Your instructions: Determine the number of lines holding the word "school"; answer with that number only.

Data rows:
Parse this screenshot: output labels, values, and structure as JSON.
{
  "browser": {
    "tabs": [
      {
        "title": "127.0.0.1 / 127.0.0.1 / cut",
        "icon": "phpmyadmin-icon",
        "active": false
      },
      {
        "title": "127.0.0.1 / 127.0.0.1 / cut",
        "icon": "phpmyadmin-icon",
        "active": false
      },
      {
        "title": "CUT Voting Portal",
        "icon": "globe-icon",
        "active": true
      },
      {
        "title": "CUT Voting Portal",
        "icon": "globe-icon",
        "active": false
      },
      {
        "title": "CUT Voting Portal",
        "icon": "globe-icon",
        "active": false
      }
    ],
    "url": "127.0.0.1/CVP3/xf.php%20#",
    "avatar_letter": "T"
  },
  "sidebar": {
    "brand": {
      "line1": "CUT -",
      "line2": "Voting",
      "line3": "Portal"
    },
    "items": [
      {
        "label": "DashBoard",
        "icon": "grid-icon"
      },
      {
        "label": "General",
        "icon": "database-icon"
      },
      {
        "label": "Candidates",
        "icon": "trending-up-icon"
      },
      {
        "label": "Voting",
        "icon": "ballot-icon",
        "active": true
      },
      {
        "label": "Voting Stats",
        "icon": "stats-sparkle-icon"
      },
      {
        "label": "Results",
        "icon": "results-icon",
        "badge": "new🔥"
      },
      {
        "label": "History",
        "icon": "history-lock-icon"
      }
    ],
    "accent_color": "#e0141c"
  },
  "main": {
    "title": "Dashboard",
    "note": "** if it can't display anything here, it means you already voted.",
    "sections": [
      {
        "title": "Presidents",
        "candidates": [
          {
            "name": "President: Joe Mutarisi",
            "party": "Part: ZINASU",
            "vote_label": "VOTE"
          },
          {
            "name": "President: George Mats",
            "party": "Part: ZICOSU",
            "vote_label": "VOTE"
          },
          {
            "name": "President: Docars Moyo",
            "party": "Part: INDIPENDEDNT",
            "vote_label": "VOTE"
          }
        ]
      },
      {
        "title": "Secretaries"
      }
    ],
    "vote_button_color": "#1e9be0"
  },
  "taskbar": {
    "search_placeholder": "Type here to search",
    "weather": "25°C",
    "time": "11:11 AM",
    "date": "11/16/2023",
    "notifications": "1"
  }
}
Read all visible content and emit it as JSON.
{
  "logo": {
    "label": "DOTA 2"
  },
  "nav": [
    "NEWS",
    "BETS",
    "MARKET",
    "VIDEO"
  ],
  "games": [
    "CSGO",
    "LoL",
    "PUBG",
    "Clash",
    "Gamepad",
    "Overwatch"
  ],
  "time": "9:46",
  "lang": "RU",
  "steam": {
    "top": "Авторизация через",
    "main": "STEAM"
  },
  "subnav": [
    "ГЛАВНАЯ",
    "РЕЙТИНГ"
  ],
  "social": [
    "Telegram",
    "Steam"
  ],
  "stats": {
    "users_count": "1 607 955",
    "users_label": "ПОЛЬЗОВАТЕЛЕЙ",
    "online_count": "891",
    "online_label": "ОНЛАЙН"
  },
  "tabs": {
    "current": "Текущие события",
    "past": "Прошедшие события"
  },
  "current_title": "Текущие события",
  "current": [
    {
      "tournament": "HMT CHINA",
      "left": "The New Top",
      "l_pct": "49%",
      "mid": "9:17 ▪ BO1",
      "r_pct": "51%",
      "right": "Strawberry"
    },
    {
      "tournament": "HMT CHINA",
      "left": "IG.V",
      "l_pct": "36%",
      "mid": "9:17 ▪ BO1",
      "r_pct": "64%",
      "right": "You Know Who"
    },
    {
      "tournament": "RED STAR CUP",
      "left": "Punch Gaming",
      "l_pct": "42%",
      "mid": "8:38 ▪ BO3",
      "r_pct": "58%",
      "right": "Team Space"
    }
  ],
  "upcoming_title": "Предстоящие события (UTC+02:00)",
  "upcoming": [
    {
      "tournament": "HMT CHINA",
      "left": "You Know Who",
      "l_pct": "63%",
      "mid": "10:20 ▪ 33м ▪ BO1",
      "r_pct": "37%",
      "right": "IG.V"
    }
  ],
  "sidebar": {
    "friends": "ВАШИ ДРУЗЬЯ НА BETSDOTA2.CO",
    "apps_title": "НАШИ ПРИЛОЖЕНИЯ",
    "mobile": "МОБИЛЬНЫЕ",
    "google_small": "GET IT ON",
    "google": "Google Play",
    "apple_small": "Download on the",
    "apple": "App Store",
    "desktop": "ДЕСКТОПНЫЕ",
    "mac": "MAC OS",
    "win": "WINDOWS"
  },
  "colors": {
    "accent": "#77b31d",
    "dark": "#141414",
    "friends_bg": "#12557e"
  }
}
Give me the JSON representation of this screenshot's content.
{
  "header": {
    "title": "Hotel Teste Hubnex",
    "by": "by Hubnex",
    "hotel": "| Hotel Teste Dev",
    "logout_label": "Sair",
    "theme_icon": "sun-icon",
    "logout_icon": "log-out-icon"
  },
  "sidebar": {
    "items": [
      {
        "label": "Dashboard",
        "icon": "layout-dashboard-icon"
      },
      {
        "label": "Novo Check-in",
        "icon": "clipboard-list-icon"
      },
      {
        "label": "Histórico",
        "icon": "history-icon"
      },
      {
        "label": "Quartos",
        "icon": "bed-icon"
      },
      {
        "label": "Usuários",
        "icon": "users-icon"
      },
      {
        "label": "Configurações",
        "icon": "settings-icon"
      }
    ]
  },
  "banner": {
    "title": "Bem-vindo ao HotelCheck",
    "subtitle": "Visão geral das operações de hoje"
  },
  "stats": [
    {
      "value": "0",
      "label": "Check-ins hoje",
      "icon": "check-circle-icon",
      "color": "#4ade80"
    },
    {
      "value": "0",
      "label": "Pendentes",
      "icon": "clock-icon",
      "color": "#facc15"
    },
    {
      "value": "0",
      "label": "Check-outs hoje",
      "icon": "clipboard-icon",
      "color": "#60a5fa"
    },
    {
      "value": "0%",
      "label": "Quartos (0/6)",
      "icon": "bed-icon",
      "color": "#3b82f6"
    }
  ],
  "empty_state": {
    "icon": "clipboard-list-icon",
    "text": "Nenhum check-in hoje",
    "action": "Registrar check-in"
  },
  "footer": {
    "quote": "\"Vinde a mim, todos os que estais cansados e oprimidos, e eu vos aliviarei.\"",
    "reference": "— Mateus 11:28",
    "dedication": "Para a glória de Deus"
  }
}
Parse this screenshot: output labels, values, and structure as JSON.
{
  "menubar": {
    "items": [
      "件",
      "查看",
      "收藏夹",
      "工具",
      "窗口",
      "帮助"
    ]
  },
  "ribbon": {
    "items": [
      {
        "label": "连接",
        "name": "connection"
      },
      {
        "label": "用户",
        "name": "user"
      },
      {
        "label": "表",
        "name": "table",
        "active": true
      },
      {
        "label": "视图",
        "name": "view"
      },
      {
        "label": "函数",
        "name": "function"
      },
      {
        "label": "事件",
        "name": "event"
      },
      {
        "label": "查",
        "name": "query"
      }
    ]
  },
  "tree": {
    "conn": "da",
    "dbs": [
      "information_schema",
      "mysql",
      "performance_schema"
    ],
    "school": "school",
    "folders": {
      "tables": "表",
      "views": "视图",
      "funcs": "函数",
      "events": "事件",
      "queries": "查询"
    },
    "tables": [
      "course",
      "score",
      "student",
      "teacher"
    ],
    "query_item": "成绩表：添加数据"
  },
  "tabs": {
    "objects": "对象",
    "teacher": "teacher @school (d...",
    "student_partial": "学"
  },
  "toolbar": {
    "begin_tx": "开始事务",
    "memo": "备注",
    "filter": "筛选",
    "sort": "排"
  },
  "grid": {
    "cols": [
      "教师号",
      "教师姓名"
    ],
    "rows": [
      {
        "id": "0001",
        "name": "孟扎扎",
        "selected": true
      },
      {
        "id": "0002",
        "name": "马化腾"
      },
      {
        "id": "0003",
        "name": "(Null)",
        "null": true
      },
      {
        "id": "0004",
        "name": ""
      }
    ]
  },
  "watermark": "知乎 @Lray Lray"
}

Written solution: 2